FRAGMENTO DEL DOCUMENTO:

No tiene nada de raro que Armando Hart lo invitara a incorporarse como experto a la campaña de Alfabetización, y que en esa calidad llegara a ocupar puestos de dirección dentro del MINED, como director y viceministro a cargo de enseñanza primaria.

Hablando de su hijo, que es mi misión aquí hoy, creo recordar que, en alguna de nuestras conversaciones, durante los años pasados en la Escuela de Letras, en aquellos luminosos trabajos voluntarios, o quizás luego, me comentó una vez que su papá era un crítico de los exámenes como manera de medir la calidad y el rendimiento de los alumnos. Si fue así, me parece que su papá estaba tan adelantado que todavía no hemos alcanzado ese escalón en la educación cubana; y que, si ese momento llegara, podría representar una contribución clave a un salto de calidad, tan necesario.

No sé si la memoria me traiciona, pero también me parece recordar que su papá no estaba muy contento con que Abel tuviera el pelo largo. Como sabemos, no había que ser un ortodoxo, un conservador, ni nada por el estilo, para compartir el código de vestimenta, porte y aspecto de aquella época, especialmente en las escuelas, pero también fuera de ellas. De manera que las barbas y las melenas se percibían como una influencia occidental ajena a las tradiciones y a nuestra identidad. Por muy paradójico que fuera. Puesto que quienes pusieron de moda las barbas y las melenas en el mundo fueron los rebeldes de la Sierra Maestra.

INFORMACIÓN EXTRAÍDA:
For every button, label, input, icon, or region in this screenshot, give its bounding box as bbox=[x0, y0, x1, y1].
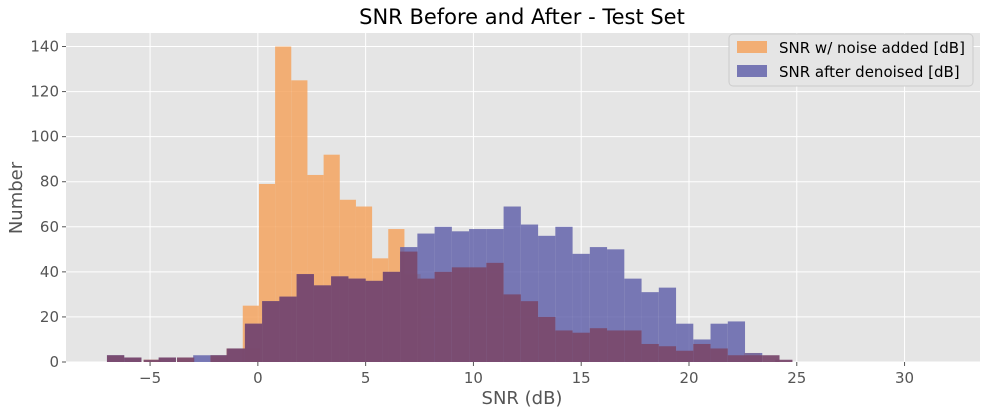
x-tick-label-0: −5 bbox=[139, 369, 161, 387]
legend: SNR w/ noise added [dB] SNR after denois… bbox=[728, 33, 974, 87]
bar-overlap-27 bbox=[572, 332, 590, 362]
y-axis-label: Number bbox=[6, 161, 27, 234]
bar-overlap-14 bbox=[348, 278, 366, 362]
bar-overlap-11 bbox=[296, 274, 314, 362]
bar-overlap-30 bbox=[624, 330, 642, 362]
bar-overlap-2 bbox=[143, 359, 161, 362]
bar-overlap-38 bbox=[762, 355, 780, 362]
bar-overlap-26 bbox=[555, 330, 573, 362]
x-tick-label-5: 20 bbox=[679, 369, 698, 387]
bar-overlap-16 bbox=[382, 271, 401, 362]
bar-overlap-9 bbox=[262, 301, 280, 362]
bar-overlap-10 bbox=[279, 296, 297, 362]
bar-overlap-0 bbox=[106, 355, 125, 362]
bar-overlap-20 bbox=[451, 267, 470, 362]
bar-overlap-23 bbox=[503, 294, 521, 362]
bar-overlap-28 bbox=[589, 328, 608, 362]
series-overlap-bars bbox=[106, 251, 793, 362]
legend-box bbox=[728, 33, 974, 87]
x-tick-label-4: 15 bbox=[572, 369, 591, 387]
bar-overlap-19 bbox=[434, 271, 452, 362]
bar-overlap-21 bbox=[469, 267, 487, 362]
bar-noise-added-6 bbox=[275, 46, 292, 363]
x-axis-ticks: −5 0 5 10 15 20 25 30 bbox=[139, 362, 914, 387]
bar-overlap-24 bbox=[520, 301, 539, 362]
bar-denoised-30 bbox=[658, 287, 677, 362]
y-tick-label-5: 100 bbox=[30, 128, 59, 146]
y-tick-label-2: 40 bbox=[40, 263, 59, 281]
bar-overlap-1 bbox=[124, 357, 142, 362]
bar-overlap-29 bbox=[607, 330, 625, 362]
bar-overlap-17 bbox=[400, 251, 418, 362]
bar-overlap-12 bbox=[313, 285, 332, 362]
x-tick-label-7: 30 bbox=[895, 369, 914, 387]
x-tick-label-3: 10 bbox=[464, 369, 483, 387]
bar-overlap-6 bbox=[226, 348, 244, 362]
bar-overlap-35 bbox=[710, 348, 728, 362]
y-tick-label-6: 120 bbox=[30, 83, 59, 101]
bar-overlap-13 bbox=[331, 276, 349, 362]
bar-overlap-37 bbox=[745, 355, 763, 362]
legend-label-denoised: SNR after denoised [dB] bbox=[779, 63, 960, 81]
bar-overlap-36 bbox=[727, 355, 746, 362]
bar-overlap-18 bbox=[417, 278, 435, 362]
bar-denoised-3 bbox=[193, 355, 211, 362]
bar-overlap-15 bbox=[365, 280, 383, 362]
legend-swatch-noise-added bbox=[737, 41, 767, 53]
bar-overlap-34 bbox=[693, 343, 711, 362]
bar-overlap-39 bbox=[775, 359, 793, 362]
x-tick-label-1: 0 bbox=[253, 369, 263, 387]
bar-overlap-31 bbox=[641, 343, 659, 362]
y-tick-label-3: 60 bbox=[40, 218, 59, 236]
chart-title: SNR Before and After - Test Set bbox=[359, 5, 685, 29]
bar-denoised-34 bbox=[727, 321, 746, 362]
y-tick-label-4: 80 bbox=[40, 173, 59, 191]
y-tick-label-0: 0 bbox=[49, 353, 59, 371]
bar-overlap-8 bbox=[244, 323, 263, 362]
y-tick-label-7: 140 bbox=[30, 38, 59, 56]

EJERCICIO PROPUESTO 1: Traduzca al inglés la siguiente oración del fragmento del documento: "No sé si la memoria me traiciona, pero también me parece recordar que su papá no estaba muy contento con que Abel tuviera el pelo largo."
EJERCICIO PROPUESTO 2: En los registros, reemplace "overlap" por "shared" desde la línea que contiene "x-tick-label-0: −5 bbox=[139, 369, 161, 387]" hasta la línea que contiene "x-tick-label-5: 20 bbox=[679, 369, 698, 387]", ambas incluidas. Reproduzca únicamente esas líneas y deje todo lo demás sin cambios.
El fragmento del documento y los registros no guardan relación entre sí.

RESPUESTA ESCRITA 1: I don't know whether my memory is failing me, but I also seem to remember that his dad was not very happy about Abel having long hair.

RESPUESTA ESCRITA 2:
x-tick-label-0: −5 bbox=[139, 369, 161, 387]
legend: SNR w/ noise added [dB] SNR after denois… bbox=[728, 33, 974, 87]
bar-shared-27 bbox=[572, 332, 590, 362]
y-axis-label: Number bbox=[6, 161, 27, 234]
bar-shared-14 bbox=[348, 278, 366, 362]
bar-shared-11 bbox=[296, 274, 314, 362]
bar-shared-30 bbox=[624, 330, 642, 362]
bar-shared-2 bbox=[143, 359, 161, 362]
bar-shared-38 bbox=[762, 355, 780, 362]
bar-shared-26 bbox=[555, 330, 573, 362]
x-tick-label-5: 20 bbox=[679, 369, 698, 387]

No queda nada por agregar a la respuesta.